DOCUMENT TEXT:
The Bridge That Took Twenty-Five Years

The trouble started at the Patuxent River. A conservationist and trail opponent named Buz Meyer owned land next to the right-of-way. Meyer and his brother Robert argued that the original deed granting the railroad easement included a reversion clause - that if the tracks went unused, the land returned to them. The Meyers also argued, repeatedly and publicly, that unprotected hiker-biker trails evolve into mugger-thugger trails and would bring unbridled bandits to the area. Anne Arundel County thought it held a good deed and sued Meyer in May 2001 to begin condemnation. The county was racing a June 20 deadline for nearly $1 million in state funding. After a letter-writing campaign by area hunters supporting Meyer, the county withdrew the lawsuit. Officials decided to route the trail around the disputed property. Design of an alternative bridge began in 2002. Construction took until spring 2025 - twenty-five years after the first trail section opened, the two halves of the WB&A Trail were finally connected by a single bridge across the Patuxent.

Items listed in a dataset:
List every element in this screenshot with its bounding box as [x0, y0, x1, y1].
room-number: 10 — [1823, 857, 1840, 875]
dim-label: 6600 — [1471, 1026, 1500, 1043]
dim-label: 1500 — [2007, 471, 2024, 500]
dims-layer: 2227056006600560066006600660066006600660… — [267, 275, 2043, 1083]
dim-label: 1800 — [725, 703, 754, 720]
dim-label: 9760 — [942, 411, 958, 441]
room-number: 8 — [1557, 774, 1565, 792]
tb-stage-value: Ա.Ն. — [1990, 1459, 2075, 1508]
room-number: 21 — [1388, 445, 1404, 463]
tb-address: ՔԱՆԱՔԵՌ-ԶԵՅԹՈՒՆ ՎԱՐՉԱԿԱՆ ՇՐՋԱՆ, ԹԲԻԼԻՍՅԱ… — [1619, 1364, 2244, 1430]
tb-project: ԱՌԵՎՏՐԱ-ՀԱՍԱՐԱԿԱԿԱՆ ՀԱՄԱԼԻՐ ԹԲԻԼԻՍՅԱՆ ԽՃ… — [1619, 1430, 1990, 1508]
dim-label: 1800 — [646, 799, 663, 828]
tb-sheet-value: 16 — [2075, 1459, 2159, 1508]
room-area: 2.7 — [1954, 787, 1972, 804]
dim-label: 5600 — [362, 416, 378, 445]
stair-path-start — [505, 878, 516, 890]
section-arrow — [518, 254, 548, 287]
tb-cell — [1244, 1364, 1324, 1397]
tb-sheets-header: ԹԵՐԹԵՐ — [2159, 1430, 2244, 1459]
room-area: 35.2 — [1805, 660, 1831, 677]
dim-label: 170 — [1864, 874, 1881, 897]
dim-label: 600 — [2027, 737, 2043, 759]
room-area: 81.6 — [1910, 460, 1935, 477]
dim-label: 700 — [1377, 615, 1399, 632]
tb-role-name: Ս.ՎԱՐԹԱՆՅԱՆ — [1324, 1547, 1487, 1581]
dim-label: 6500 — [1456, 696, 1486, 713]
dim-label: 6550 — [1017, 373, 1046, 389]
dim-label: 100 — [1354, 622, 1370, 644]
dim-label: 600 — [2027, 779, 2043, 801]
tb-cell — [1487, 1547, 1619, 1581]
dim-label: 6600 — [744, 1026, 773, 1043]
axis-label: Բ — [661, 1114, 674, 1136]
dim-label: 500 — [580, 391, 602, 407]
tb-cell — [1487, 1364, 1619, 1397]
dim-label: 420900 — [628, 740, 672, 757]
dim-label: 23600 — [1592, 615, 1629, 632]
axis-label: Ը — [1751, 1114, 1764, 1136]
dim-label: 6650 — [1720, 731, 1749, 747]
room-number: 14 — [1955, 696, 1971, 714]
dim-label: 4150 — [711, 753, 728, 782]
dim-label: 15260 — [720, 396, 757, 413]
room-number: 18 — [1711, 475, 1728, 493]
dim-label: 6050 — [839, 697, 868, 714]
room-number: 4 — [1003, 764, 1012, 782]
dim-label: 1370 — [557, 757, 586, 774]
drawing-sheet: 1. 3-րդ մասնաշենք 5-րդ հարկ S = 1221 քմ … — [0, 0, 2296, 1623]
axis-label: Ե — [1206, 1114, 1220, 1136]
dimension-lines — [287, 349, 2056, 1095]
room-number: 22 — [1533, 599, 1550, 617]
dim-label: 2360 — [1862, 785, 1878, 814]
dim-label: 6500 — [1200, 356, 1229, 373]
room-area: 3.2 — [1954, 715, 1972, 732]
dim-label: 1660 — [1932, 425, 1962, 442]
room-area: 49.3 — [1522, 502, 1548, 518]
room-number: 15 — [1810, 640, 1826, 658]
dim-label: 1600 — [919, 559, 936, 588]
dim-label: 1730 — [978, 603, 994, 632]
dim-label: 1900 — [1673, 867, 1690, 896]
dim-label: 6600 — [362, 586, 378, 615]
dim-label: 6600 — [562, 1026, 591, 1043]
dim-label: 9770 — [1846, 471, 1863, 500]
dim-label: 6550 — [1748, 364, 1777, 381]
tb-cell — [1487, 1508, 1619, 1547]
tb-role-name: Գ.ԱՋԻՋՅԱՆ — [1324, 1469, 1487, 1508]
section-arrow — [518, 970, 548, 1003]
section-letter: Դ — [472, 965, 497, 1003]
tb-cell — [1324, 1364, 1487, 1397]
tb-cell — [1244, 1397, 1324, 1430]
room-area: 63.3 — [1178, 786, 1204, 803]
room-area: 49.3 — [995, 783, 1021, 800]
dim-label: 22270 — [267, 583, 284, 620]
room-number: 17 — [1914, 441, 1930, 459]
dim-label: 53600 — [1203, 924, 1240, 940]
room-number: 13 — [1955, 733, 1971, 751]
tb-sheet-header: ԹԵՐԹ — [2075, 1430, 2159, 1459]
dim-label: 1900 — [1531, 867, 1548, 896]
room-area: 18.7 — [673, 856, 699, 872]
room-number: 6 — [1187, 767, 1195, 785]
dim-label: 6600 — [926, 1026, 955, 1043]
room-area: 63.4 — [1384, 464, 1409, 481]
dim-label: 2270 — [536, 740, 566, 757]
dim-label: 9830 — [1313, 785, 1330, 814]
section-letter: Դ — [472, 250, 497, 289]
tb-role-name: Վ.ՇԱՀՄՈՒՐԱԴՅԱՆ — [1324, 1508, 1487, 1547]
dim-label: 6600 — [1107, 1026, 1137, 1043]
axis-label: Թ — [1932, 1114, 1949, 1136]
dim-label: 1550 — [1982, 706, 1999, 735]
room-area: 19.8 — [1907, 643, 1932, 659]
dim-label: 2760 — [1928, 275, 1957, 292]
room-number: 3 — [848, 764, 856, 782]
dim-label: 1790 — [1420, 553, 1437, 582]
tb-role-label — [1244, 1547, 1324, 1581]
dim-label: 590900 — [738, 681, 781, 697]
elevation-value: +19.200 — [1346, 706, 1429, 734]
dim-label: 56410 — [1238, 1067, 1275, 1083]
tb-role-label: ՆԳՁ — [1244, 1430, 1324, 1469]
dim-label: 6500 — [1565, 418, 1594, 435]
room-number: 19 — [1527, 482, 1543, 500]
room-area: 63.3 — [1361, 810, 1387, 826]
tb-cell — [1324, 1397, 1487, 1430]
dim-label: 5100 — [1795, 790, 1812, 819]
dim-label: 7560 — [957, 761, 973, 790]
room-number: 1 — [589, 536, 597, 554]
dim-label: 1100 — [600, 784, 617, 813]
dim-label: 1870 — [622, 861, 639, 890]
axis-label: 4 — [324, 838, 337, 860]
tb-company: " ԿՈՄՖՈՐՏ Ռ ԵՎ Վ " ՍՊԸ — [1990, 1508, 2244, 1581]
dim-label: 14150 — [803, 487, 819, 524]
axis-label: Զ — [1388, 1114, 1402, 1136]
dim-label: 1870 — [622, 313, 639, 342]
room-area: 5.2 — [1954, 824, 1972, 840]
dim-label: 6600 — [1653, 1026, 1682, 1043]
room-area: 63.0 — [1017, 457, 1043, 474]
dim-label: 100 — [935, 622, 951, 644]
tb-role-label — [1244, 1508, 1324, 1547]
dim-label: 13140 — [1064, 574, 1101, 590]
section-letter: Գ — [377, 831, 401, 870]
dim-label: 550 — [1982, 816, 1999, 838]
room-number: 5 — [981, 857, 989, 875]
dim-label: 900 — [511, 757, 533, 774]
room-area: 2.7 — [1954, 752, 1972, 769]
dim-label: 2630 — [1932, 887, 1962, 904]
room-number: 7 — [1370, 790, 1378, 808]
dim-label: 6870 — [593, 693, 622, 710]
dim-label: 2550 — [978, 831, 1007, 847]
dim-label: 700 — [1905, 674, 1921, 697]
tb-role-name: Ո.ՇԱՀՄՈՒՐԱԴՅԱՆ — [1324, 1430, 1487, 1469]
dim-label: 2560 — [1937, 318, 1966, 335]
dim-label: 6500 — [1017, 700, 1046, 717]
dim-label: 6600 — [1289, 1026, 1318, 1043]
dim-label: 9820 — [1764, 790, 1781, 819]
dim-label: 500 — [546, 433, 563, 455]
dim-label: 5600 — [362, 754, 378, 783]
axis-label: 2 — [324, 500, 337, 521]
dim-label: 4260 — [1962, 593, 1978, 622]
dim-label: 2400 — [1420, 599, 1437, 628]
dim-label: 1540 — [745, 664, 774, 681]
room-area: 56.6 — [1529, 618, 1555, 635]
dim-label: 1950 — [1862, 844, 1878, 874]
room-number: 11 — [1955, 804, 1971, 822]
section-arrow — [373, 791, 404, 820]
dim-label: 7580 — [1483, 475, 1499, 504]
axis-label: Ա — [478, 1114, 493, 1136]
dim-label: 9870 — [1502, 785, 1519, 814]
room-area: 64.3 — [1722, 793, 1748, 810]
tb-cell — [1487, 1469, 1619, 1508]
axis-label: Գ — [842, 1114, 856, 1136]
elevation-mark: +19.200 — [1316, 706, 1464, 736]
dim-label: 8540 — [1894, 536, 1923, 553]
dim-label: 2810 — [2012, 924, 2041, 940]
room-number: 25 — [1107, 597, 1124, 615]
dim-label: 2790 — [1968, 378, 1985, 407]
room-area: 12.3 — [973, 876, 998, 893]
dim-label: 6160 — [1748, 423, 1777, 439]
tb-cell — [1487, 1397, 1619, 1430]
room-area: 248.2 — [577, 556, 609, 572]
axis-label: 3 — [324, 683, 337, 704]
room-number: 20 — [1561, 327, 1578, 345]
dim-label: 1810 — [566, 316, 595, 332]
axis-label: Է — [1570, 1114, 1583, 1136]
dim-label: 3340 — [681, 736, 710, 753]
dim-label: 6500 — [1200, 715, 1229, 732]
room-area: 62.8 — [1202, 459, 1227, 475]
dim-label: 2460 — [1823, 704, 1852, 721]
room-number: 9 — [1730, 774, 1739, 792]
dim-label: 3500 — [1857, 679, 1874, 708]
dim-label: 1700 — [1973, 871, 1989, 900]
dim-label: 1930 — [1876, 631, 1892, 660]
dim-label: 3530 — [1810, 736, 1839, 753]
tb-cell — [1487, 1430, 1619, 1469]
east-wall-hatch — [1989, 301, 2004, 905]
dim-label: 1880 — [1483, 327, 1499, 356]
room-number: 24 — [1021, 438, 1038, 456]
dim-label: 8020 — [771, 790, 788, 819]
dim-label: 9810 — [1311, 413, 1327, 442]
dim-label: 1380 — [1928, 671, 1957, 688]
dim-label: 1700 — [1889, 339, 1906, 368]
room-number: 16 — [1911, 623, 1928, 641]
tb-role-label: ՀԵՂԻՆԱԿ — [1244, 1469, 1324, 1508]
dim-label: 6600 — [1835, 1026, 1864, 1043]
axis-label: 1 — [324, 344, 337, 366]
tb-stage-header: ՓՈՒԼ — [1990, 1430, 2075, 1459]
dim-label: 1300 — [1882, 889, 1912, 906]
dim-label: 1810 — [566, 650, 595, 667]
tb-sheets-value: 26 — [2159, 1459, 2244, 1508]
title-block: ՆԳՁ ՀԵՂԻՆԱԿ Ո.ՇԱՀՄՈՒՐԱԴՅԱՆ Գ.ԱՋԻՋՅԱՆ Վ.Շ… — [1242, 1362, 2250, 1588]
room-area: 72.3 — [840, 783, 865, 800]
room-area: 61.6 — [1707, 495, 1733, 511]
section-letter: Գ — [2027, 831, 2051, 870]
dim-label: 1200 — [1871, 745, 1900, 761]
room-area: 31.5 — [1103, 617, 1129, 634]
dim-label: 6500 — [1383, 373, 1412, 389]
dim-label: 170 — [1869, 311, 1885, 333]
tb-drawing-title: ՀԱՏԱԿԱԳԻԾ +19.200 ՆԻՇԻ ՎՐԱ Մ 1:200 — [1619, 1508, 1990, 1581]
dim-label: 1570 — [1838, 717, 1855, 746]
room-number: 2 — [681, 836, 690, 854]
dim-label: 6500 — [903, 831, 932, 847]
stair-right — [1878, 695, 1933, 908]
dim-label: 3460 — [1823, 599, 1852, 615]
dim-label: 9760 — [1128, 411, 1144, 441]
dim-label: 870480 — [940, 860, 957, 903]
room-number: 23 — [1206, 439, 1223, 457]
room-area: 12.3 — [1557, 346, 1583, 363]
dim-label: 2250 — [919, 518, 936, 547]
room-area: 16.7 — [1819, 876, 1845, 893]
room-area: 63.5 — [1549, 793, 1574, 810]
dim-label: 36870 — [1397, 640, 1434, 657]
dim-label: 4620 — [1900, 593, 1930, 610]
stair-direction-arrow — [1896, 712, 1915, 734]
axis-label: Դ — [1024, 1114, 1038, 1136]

INSTRUCTIONS FOR THE TASK: Reproduce the full text about the WB&A Trail bridge over the Patuxent River word for word, without any changes.

FINISHED TASK:
The Bridge That Took Twenty-Five Years

The trouble started at the Patuxent River. A conservationist and trail opponent named Buz Meyer owned land next to the right-of-way. Meyer and his brother Robert argued that the original deed granting the railroad easement included a reversion clause - that if the tracks went unused, the land returned to them. The Meyers also argued, repeatedly and publicly, that unprotected hiker-biker trails evolve into mugger-thugger trails and would bring unbridled bandits to the area. Anne Arundel County thought it held a good deed and sued Meyer in May 2001 to begin condemnation. The county was racing a June 20 deadline for nearly $1 million in state funding. After a letter-writing campaign by area hunters supporting Meyer, the county withdrew the lawsuit. Officials decided to route the trail around the disputed property. Design of an alternative bridge began in 2002. Construction took until spring 2025 - twenty-five years after the first trail section opened, the two halves of the WB&A Trail were finally connected by a single bridge across the Patuxent.